Materials provided ->
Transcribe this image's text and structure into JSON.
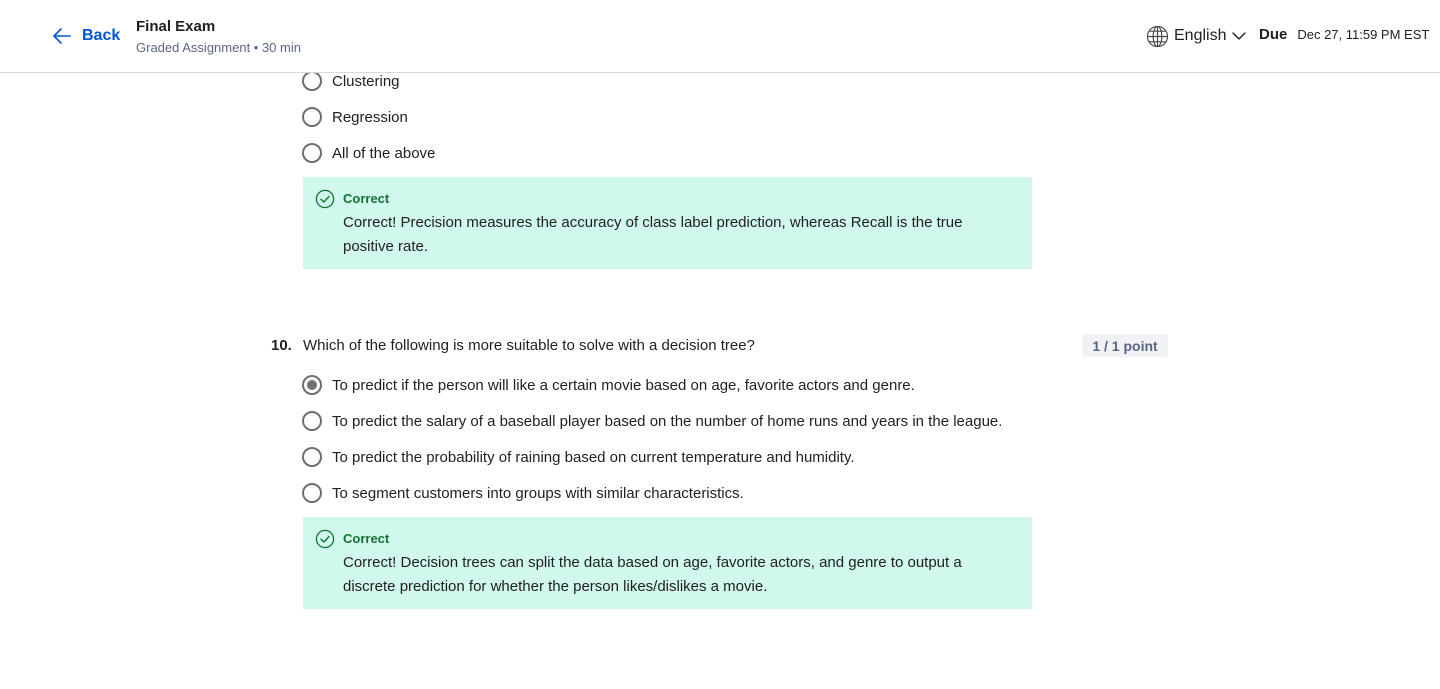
{
  "header": {
    "back_label": "Back",
    "title": "Final Exam",
    "subtitle": "Graded Assignment • 30 min",
    "language": "English",
    "due_label": "Due",
    "due_date": "Dec 27, 11:59 PM EST"
  },
  "prev_question": {
    "options": [
      {
        "label": "Clustering",
        "selected": false
      },
      {
        "label": "Regression",
        "selected": false
      },
      {
        "label": "All of the above",
        "selected": false
      }
    ],
    "feedback": {
      "status": "Correct",
      "text": "Correct! Precision measures the accuracy of class label prediction, whereas Recall is the true positive rate."
    }
  },
  "question10": {
    "number": "10.",
    "text": "Which of the following is more suitable to solve with a decision tree?",
    "points": "1 / 1 point",
    "options": [
      {
        "label": "To predict if the person will like a certain movie based on age, favorite actors and genre.",
        "selected": true
      },
      {
        "label": "To predict the salary of a baseball player based on the number of home runs and years in the league.",
        "selected": false
      },
      {
        "label": "To predict the probability of raining based on current temperature and humidity.",
        "selected": false
      },
      {
        "label": "To segment customers into groups with similar characteristics.",
        "selected": false
      }
    ],
    "feedback": {
      "status": "Correct",
      "text": "Correct! Decision trees can split the data based on age, favorite actors, and genre to output a discrete prediction for whether the person likes/dislikes a movie."
    }
  },
  "colors": {
    "link": "#0056d2",
    "feedback_bg": "#d0f8ec",
    "correct_green": "#137333"
  }
}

What to produce -> Make a word-for-word copy of the entries, without any pictures.

Worked solution ->
Transcribe this image's text and structure into JSON.
{
  "header": {
    "back_label": "Back",
    "title": "Final Exam",
    "subtitle": "Graded Assignment • 30 min",
    "language": "English",
    "due_label": "Due",
    "due_date": "Dec 27, 11:59 PM EST"
  },
  "prev_question": {
    "options": [
      {
        "label": "Clustering",
        "selected": false
      },
      {
        "label": "Regression",
        "selected": false
      },
      {
        "label": "All of the above",
        "selected": false
      }
    ],
    "feedback": {
      "status": "Correct",
      "text": "Correct! Precision measures the accuracy of class label prediction, whereas Recall is the true positive rate."
    }
  },
  "question10": {
    "number": "10.",
    "text": "Which of the following is more suitable to solve with a decision tree?",
    "points": "1 / 1 point",
    "options": [
      {
        "label": "To predict if the person will like a certain movie based on age, favorite actors and genre.",
        "selected": true
      },
      {
        "label": "To predict the salary of a baseball player based on the number of home runs and years in the league.",
        "selected": false
      },
      {
        "label": "To predict the probability of raining based on current temperature and humidity.",
        "selected": false
      },
      {
        "label": "To segment customers into groups with similar characteristics.",
        "selected": false
      }
    ],
    "feedback": {
      "status": "Correct",
      "text": "Correct! Decision trees can split the data based on age, favorite actors, and genre to output a discrete prediction for whether the person likes/dislikes a movie."
    }
  },
  "colors": {
    "link": "#0056d2",
    "feedback_bg": "#d0f8ec",
    "correct_green": "#137333"
  }
}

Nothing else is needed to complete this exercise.